▸ What is needed:
Find every line in the records below that contains the word "قتلت", and copy each such line.

▸ The input:
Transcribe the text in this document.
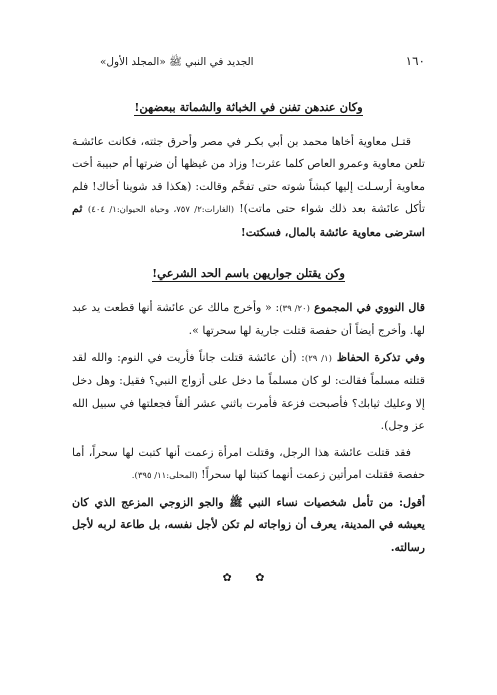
١٦٠
الجديد في النبي ﷺ «المجلد الأول»
وكان عندهن تفنن في الخباثة والشماتة ببعضهن!

قتـل معاوية أخاها محمد بن أبي بكـر في مصر وأحرق جثته، فكانت عائشـة تلعن معاوية وعمرو العاص كلما عثرت! وزاد من غيظها أن ضرتها أم حبيبة أخت معاوية أرسـلت إليها كبشاً شوته حتى تفحَّم وقالت: (هكذا قد شوينا أخاك! فلم تأكل عائشة بعد ذلك شواء حتى ماتت)! (الغارات:٢/ ٧٥٧، وحياة الحيوان:١/ ٤٠٤) ثم استرضى معاوية عائشة بالمال، فسكتت!

وكن يقتلن جواريهن باسم الحد الشرعي!

قال النووي في المجموع (٢٠/ ٣٩): « وأخرج مالك عن عائشة أنها قطعت يد عبد لها. وأخرج أيضاً أن حفصة قتلت جارية لها سحرتها ».

وفي تذكرة الحفاظ (١/ ٢٩): (أن عائشة قتلت جاناً فأريت في النوم: والله لقد قتلته مسلماً فقالت: لو كان مسلماً ما دخل على أزواج النبي؟ فقيل: وهل دخل إلا وعليك ثيابك؟ فأصبحت فزعة فأمرت باثني عشر ألفاً فجعلتها في سبيل الله عز وجل).

فقد قتلت عائشة هذا الرجل، وقتلت امرأة زعمت أنها كتبت لها سحراً، أما حفصة فقتلت امرأتين زعمت أنهما كتبتا لها سحراً! (المحلى:١١/ ٣٩٥).

أقول: من تأمل شخصيات نساء النبي ﷺ والجو الزوجي المزعج الذي كان يعيشه في المدينة، يعرف أن زواجاته لم تكن لأجل نفسه، بل طاعة لربه لأجل رسالته.

✿ ✿
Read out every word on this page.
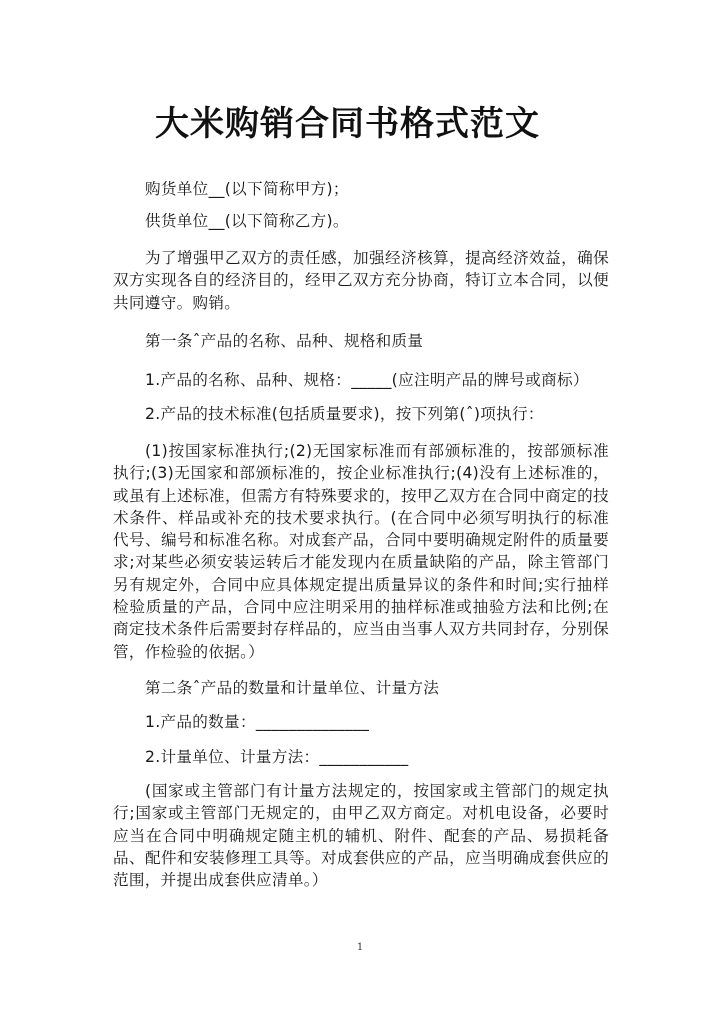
大米购销合同书格式范文

购货单位__(以下简称甲方)；

供货单位__(以下简称乙方)。

为了增强甲乙双方的责任感，加强经济核算，提高经济效益，确保双方实现各自的经济目的，经甲乙双方充分协商，特订立本合同，以便共同遵守。购销。

第一条ˆ产品的名称、品种、规格和质量

1.产品的名称、品种、规格：_____(应注明产品的牌号或商标）

2.产品的技术标准(包括质量要求)，按下列第(ˆ)项执行：

(1)按国家标准执行;(2)无国家标准而有部颁标准的，按部颁标准执行;(3)无国家和部颁标准的，按企业标准执行;(4)没有上述标准的，或虽有上述标准，但需方有特殊要求的，按甲乙双方在合同中商定的技术条件、样品或补充的技术要求执行。(在合同中必须写明执行的标准代号、编号和标准名称。对成套产品，合同中要明确规定附件的质量要求;对某些必须安装运转后才能发现内在质量缺陷的产品，除主管部门另有规定外，合同中应具体规定提出质量异议的条件和时间;实行抽样检验质量的产品，合同中应注明采用的抽样标准或抽验方法和比例;在商定技术条件后需要封存样品的，应当由当事人双方共同封存，分别保管，作检验的依据。）

第二条ˆ产品的数量和计量单位、计量方法

1.产品的数量：______________

2.计量单位、计量方法：___________

(国家或主管部门有计量方法规定的，按国家或主管部门的规定执行;国家或主管部门无规定的，由甲乙双方商定。对机电设备，必要时应当在合同中明确规定随主机的辅机、附件、配套的产品、易损耗备品、配件和安装修理工具等。对成套供应的产品，应当明确成套供应的范围，并提出成套供应清单。）

1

▸ Output for this task:
قال النووي في المجموع (٢٠/ ٣٩): « وأخرج مالك عن عائشة أنها قطعت يد عبد لها. وأخرج أيضاً أن حفصة قتلت جارية لها سحرتها ».
وفي تذكرة الحفاظ (١/ ٢٩): (أن عائشة قتلت جاناً فأريت في النوم: والله لقد قتلته مسلماً فقالت: لو كان مسلماً ما دخل على أزواج النبي؟ فقيل: وهل دخل إلا وعليك ثيابك؟ فأصبحت فزعة فأمرت باثني عشر ألفاً فجعلتها في سبيل الله عز وجل).
فقد قتلت عائشة هذا الرجل، وقتلت امرأة زعمت أنها كتبت لها سحراً، أما حفصة فقتلت امرأتين زعمت أنهما كتبتا لها سحراً! (المحلى:١١/ ٣٩٥).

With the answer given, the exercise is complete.